◆ **WHAT THE TASK ASKS**
Which lines have the string "atau"? Copy all of them from the entries below.

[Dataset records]
______________________________

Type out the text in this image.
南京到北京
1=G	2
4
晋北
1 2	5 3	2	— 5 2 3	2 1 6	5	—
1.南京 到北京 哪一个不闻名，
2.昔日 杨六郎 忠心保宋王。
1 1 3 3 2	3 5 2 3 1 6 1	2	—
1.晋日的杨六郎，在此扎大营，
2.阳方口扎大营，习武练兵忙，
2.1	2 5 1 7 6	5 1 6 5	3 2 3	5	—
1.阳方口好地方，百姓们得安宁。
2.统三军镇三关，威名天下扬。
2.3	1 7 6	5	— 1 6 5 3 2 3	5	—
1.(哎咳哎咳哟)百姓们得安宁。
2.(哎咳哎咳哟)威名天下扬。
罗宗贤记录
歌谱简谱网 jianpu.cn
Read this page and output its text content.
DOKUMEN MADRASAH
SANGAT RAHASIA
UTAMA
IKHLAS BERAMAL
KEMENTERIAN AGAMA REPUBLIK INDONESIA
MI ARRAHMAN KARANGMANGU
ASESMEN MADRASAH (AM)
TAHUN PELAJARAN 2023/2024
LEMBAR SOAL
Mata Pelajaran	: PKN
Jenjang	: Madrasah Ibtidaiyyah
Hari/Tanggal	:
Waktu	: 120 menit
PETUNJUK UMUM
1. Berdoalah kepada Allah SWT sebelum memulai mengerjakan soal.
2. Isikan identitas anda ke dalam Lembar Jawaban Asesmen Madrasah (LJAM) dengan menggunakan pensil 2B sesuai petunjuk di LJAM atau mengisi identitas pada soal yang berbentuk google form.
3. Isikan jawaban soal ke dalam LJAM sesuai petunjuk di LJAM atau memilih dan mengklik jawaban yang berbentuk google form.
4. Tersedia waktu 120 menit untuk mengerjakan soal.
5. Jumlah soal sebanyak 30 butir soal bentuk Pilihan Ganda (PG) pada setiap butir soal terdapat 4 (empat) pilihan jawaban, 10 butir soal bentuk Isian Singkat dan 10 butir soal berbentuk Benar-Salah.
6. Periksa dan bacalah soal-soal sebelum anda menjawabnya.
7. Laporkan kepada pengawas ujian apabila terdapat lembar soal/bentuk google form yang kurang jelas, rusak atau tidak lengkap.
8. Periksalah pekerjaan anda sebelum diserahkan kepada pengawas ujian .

______________________________

◆ **WRITTEN REPLY**
2. Isikan identitas anda ke dalam Lembar Jawaban Asesmen Madrasah (LJAM) dengan menggunakan pensil 2B sesuai petunjuk di LJAM atau mengisi identitas pada soal yang berbentuk google form.
3. Isikan jawaban soal ke dalam LJAM sesuai petunjuk di LJAM atau memilih dan mengklik jawaban yang berbentuk google form.
7. Laporkan kepada pengawas ujian apabila terdapat lembar soal/bentuk google form yang kurang jelas, rusak atau tidak lengkap.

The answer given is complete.